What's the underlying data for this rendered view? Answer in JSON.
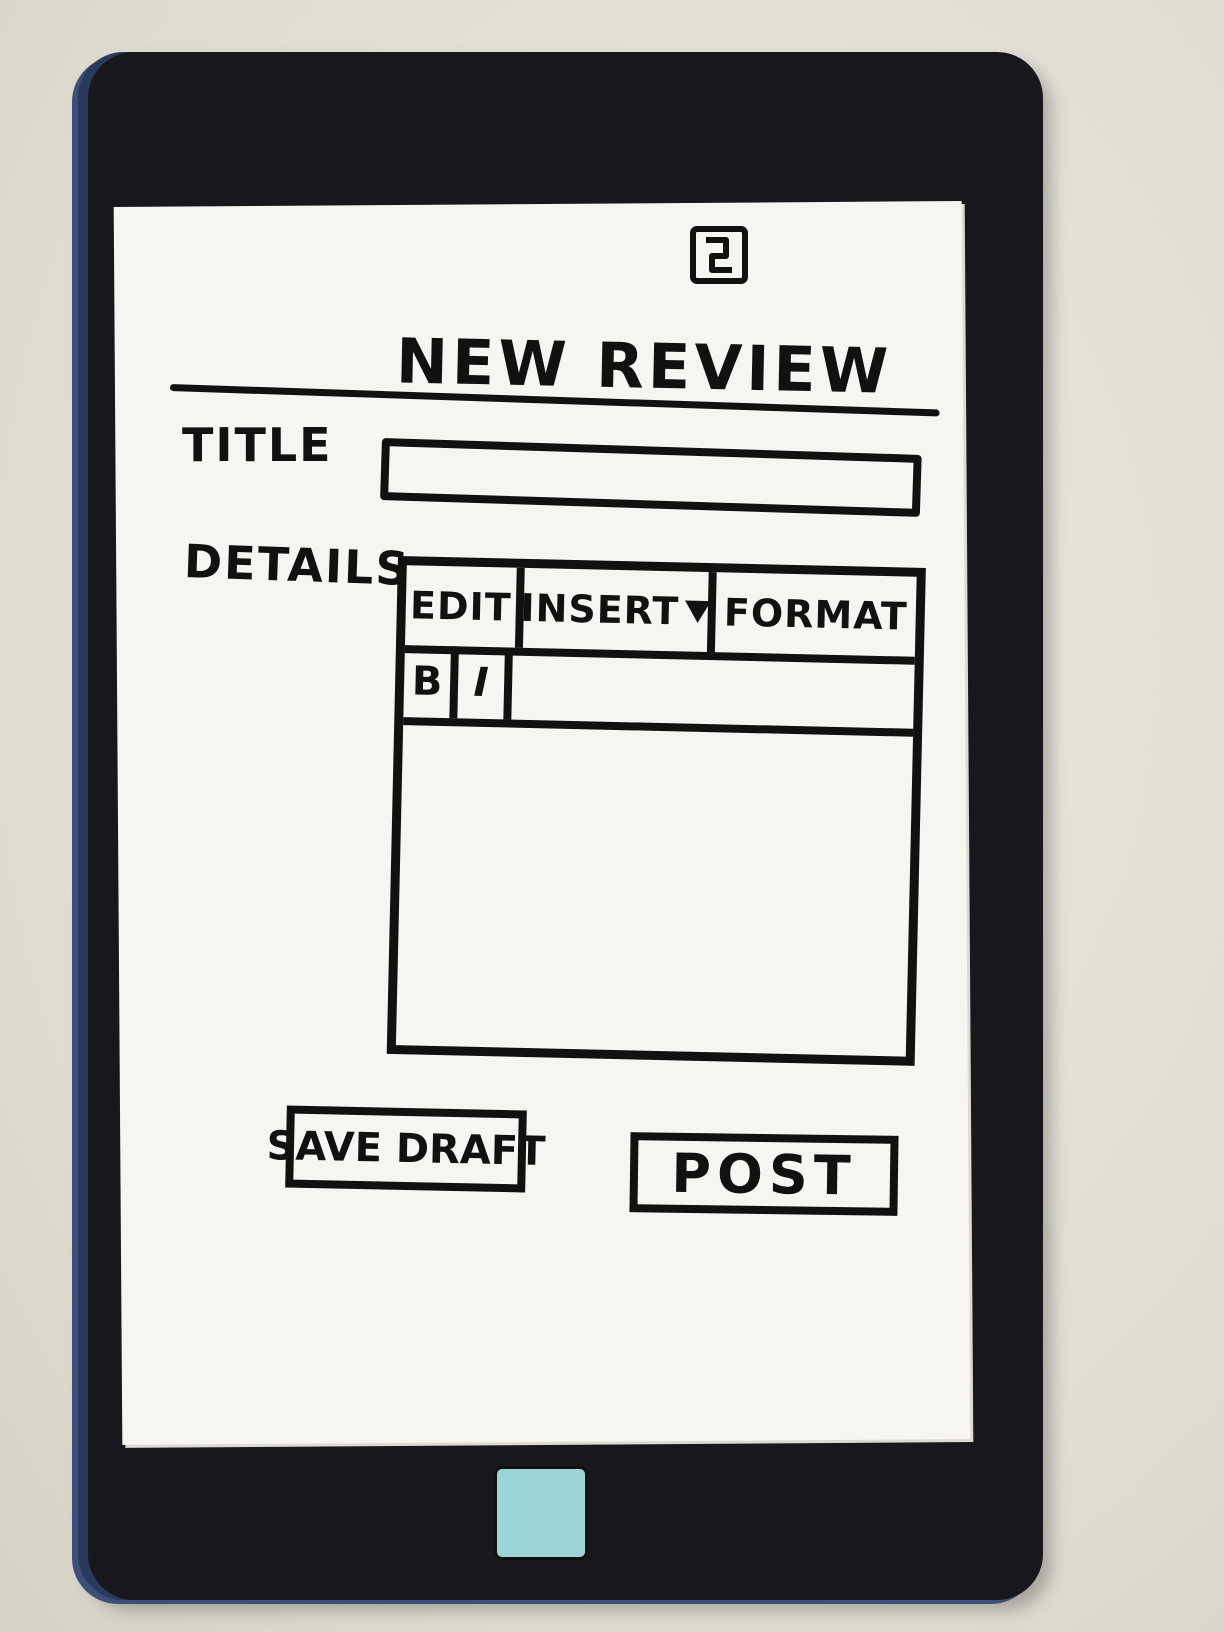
{
  "app": {
    "header_title": "NEW REVIEW"
  },
  "form": {
    "title_label": "TITLE",
    "title_value": "",
    "details_label": "DETAILS",
    "details_value": ""
  },
  "editor": {
    "menu": {
      "edit_label": "EDIT",
      "insert_label": "INSERT",
      "format_label": "FORMAT"
    },
    "toolbar": {
      "bold_label": "B",
      "italic_label": "I"
    }
  },
  "actions": {
    "save_draft_label": "SAVE DRAFT",
    "post_label": "POST"
  },
  "icons": {
    "corner": "window-switch-icon",
    "home": "home-button-icon",
    "insert_dropdown": "caret-down-icon"
  },
  "colors": {
    "ink": "#111111",
    "paper": "#f6f5f1",
    "device": "#17171c",
    "home_button": "#9dd4d6"
  }
}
:::
## What to do
Every record above should be written out again exactly; the pictures stay out of the copy.

## Complete output
What's the underlying data for this rendered view? Answer in JSON.
{
  "app": {
    "header_title": "NEW REVIEW"
  },
  "form": {
    "title_label": "TITLE",
    "title_value": "",
    "details_label": "DETAILS",
    "details_value": ""
  },
  "editor": {
    "menu": {
      "edit_label": "EDIT",
      "insert_label": "INSERT",
      "format_label": "FORMAT"
    },
    "toolbar": {
      "bold_label": "B",
      "italic_label": "I"
    }
  },
  "actions": {
    "save_draft_label": "SAVE DRAFT",
    "post_label": "POST"
  },
  "icons": {
    "corner": "window-switch-icon",
    "home": "home-button-icon",
    "insert_dropdown": "caret-down-icon"
  },
  "colors": {
    "ink": "#111111",
    "paper": "#f6f5f1",
    "device": "#17171c",
    "home_button": "#9dd4d6"
  }
}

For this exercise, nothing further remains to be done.